* [A block of data]:

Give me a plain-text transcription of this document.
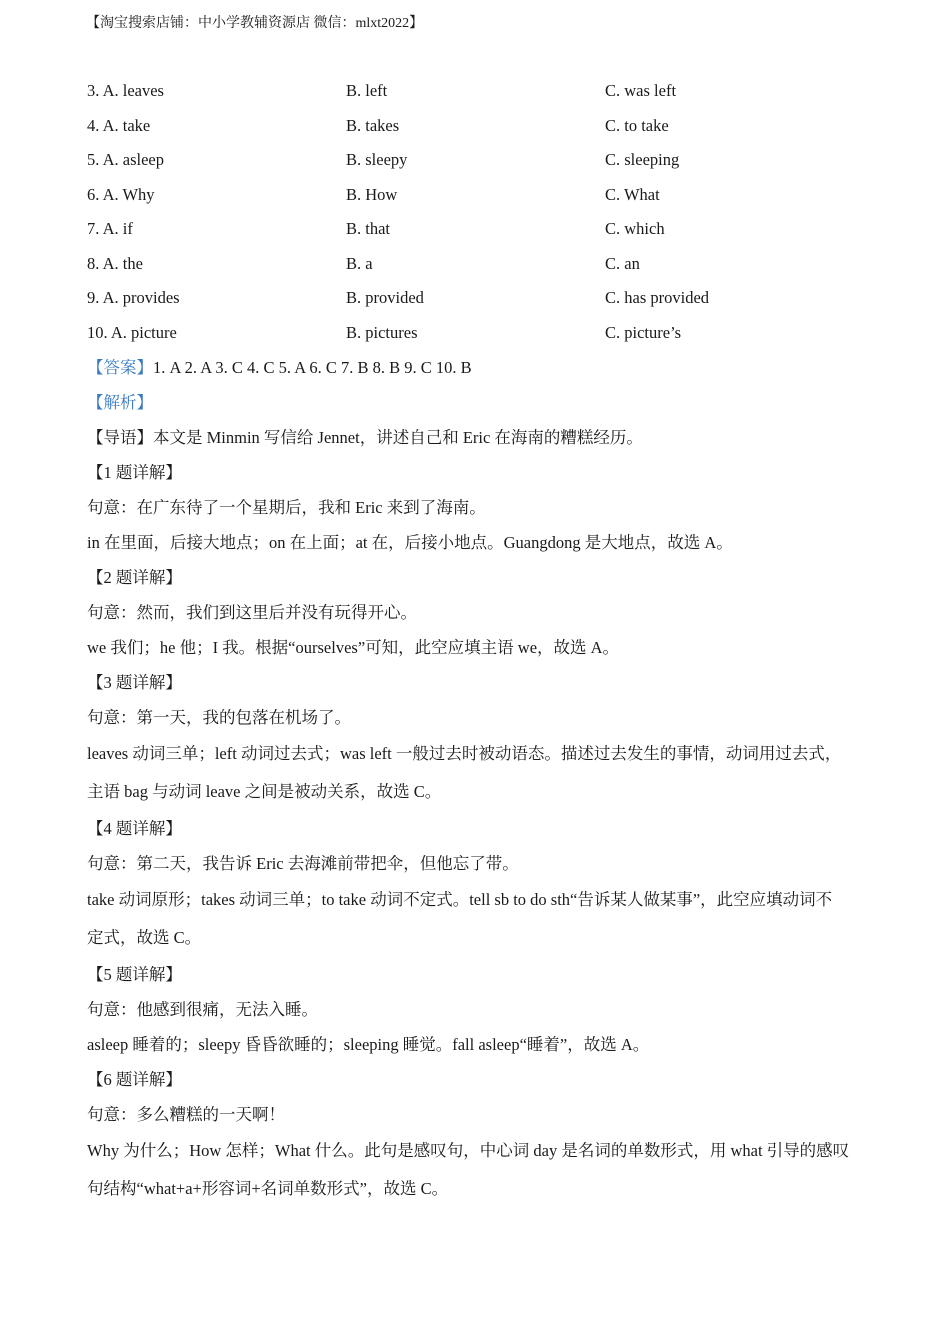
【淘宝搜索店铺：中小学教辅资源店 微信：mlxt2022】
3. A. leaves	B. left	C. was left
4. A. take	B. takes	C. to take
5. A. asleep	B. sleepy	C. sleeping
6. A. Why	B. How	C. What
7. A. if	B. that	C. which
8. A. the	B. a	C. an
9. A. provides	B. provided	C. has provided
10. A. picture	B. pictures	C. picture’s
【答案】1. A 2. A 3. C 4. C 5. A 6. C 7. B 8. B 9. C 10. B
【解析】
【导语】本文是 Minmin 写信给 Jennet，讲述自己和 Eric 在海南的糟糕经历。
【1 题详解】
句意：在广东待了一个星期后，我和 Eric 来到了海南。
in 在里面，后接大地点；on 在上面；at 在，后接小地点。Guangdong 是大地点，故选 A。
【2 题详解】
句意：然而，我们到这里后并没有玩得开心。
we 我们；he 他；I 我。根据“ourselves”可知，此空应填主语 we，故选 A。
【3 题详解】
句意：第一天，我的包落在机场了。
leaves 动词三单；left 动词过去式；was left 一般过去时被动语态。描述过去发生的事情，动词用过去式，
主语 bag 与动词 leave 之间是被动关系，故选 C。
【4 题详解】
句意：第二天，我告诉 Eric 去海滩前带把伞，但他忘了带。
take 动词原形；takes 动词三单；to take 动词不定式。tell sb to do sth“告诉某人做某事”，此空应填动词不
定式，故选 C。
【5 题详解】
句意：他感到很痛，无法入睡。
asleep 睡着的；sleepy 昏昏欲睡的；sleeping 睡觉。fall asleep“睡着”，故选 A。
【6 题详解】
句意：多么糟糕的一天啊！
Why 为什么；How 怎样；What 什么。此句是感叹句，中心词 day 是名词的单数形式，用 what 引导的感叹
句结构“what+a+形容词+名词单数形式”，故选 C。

==

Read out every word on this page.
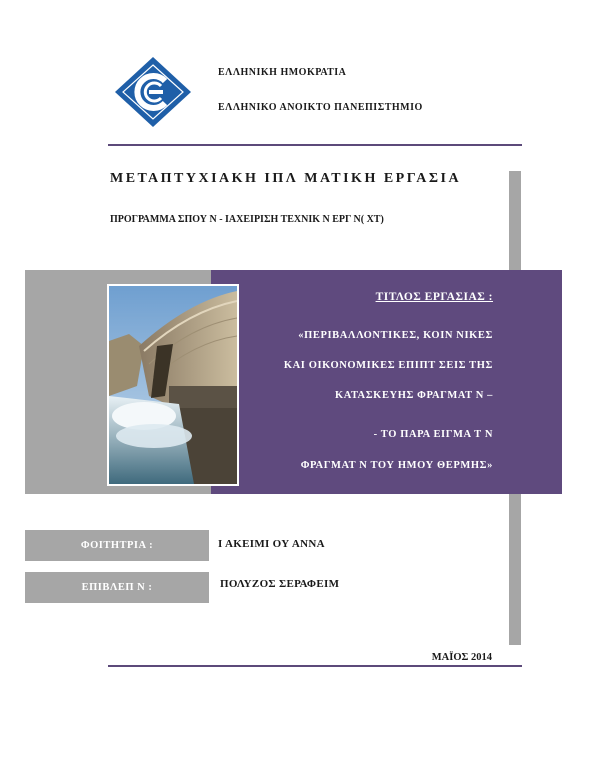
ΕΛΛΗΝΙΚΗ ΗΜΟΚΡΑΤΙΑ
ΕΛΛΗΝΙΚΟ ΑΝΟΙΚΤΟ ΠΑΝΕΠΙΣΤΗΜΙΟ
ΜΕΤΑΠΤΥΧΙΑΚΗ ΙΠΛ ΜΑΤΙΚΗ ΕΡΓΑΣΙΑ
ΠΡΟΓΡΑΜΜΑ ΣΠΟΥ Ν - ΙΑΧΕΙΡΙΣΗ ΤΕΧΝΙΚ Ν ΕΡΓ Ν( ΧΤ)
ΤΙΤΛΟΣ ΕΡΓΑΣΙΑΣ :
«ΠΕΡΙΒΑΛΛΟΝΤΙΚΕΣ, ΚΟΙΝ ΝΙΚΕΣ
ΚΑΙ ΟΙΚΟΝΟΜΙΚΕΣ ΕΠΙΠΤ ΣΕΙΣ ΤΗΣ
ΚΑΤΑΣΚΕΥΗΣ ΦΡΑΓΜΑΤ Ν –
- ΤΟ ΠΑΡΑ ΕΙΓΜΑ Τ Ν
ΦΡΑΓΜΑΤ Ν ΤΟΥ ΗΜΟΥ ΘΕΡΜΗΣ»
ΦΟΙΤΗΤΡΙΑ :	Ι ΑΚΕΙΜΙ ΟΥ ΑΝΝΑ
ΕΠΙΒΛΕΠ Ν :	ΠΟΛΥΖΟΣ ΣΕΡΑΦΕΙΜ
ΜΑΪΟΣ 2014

...

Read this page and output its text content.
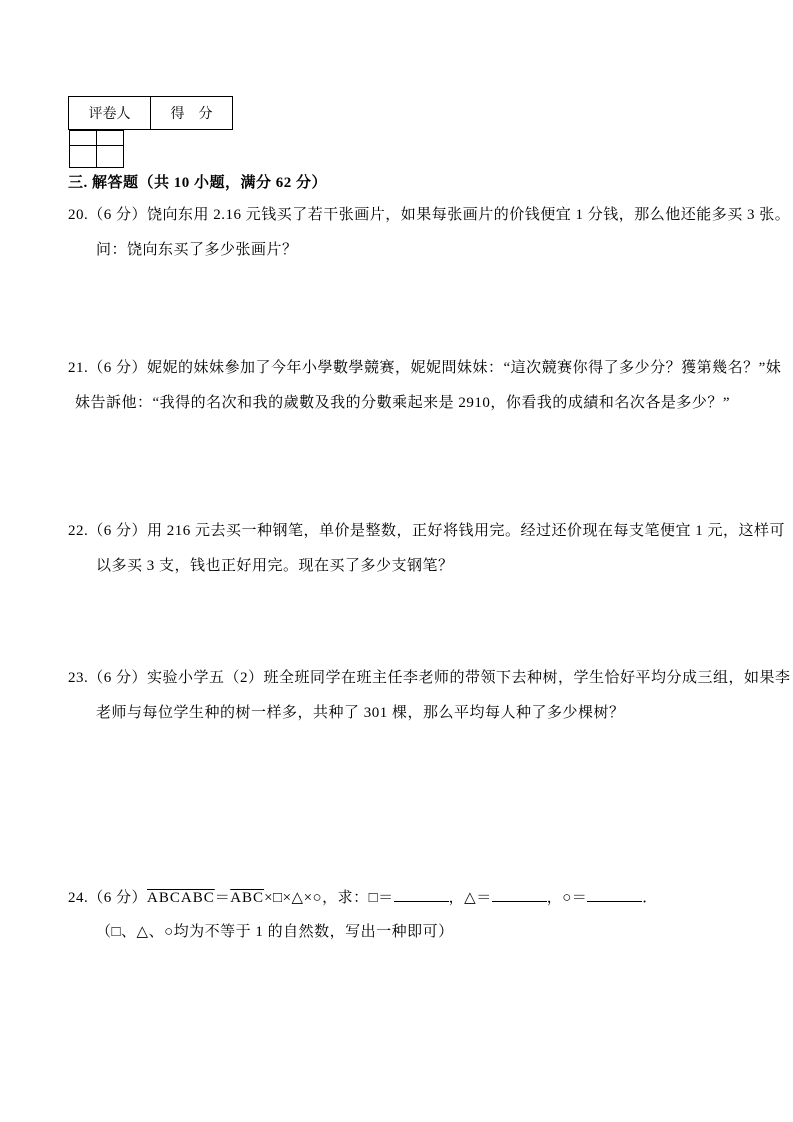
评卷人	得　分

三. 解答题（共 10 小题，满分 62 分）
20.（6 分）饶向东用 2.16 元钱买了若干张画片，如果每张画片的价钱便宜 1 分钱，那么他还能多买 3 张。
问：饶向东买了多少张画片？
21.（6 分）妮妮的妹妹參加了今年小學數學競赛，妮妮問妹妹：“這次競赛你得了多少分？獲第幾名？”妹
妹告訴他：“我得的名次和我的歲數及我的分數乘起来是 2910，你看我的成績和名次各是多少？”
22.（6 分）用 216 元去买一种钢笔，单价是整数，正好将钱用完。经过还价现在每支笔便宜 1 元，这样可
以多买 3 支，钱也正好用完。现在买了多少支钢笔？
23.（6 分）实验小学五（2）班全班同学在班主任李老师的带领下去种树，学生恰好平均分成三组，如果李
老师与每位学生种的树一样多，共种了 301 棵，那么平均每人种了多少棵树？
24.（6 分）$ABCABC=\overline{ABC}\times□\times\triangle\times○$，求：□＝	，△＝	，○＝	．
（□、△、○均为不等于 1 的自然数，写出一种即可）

* [YOUR OBJECTIVE]: Report how many lines in this data include the string "page", and nothing else.

* [EXERCISE RESULT]: 2